• **Written request**
Locate the string "Memorial" throughout the material and copy every line in which it occurs.

• **Data supplied**
"""
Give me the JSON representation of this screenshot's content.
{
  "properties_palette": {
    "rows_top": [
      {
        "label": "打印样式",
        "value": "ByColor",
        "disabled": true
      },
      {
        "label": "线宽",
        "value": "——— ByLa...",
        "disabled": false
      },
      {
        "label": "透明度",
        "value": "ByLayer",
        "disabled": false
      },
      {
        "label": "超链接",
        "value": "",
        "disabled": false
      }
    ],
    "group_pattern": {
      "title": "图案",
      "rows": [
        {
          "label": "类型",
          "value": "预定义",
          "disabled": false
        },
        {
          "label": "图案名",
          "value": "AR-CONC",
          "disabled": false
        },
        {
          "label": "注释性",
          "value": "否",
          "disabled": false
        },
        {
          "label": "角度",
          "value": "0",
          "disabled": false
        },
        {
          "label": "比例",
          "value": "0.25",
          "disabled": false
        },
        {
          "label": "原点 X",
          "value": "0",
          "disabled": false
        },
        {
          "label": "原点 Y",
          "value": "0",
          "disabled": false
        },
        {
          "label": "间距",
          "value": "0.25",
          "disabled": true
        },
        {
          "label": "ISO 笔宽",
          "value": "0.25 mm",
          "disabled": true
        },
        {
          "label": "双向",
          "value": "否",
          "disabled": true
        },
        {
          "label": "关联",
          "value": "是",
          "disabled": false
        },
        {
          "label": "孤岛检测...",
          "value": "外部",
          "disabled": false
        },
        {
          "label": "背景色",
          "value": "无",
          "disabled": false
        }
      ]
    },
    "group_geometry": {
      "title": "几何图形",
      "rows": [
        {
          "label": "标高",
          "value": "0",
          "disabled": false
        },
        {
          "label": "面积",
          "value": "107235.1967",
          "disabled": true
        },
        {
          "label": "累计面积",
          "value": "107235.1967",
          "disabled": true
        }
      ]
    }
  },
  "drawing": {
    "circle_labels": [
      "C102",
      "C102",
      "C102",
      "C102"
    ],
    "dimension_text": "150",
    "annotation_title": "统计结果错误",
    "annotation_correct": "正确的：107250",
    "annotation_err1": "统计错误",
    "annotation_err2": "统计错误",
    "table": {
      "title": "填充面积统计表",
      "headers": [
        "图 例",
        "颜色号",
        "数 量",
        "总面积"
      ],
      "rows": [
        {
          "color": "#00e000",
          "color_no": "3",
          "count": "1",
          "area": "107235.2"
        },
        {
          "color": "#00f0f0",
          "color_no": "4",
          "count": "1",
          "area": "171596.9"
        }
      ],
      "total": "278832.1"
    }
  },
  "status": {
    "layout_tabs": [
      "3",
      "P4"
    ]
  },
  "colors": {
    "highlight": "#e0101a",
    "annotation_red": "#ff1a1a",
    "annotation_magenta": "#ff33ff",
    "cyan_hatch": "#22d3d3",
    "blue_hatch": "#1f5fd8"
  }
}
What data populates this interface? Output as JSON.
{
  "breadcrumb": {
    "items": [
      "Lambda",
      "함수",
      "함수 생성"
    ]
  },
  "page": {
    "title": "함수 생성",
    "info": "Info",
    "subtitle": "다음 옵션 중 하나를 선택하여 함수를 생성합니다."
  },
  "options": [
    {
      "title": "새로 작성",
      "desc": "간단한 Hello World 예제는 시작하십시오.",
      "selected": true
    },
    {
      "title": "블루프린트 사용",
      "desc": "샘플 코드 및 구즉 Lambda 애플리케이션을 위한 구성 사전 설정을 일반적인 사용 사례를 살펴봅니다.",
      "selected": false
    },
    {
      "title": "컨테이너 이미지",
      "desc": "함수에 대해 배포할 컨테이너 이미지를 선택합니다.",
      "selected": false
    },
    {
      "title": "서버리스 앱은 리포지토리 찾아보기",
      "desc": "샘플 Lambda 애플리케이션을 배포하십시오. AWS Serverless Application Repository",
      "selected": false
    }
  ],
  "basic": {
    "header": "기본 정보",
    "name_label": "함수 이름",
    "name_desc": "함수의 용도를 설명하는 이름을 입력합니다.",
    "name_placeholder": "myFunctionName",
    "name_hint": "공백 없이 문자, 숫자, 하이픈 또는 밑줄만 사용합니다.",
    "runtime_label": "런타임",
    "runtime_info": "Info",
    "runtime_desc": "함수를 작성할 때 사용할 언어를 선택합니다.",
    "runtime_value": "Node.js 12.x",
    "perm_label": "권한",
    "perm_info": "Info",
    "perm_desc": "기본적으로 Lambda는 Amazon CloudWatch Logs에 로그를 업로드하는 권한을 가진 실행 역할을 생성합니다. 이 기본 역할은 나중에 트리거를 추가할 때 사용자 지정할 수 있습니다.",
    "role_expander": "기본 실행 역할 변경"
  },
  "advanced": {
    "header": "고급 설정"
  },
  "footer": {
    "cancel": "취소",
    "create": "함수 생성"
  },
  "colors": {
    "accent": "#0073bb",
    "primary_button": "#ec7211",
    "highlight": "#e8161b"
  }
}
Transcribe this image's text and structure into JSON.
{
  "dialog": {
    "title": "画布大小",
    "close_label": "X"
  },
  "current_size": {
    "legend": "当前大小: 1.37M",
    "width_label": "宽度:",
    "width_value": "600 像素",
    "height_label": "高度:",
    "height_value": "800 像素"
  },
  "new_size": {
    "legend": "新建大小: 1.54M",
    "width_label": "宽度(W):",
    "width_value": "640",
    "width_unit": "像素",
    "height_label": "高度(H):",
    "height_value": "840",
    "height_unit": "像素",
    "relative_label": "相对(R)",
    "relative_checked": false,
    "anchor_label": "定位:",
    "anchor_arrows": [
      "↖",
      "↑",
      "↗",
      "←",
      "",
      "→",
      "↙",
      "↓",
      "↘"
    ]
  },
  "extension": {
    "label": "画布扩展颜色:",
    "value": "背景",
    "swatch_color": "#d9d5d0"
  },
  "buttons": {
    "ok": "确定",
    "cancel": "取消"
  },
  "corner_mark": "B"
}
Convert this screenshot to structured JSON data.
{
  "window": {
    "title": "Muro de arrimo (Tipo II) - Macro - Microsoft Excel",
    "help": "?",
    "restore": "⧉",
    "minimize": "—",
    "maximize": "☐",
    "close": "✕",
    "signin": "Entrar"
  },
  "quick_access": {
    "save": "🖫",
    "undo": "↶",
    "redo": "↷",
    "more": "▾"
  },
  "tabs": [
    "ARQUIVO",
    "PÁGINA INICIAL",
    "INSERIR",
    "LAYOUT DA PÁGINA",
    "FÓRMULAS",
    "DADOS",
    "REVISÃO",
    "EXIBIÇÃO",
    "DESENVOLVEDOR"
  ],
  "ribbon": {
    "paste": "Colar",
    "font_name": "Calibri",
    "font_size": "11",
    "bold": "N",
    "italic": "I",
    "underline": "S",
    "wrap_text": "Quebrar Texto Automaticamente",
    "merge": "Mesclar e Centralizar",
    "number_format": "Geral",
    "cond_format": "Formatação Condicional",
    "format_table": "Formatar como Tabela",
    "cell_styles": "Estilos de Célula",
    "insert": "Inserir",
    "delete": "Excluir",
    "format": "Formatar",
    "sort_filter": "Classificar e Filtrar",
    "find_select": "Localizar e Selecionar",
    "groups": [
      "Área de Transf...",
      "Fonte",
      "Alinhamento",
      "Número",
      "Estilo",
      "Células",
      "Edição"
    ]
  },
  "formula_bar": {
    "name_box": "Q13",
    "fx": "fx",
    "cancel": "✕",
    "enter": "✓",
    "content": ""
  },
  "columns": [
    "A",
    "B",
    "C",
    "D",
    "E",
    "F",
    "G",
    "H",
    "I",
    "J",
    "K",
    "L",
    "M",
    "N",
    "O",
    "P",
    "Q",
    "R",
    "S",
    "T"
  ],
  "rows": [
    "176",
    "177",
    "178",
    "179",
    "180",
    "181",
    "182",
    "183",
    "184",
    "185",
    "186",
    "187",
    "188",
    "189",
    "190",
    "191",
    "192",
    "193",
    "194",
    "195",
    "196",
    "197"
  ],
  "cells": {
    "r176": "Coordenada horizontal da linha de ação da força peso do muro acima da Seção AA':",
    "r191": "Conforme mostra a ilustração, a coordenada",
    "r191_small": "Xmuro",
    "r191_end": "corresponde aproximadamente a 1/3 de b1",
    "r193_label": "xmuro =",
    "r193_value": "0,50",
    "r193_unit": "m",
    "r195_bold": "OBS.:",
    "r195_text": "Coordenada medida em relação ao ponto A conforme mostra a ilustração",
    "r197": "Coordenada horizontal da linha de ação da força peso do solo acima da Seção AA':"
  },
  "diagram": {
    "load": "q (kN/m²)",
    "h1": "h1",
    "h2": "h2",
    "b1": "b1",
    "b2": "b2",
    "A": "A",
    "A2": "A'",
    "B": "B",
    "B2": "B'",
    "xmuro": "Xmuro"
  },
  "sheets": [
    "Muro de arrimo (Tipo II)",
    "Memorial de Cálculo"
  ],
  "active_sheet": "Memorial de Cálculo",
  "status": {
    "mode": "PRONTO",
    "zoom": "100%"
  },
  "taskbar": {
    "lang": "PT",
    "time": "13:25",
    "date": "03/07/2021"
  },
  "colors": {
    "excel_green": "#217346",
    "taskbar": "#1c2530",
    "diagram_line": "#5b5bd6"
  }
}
"""
• **Solution**
    "Memorial de Cálculo"
  "active_sheet": "Memorial de Cálculo",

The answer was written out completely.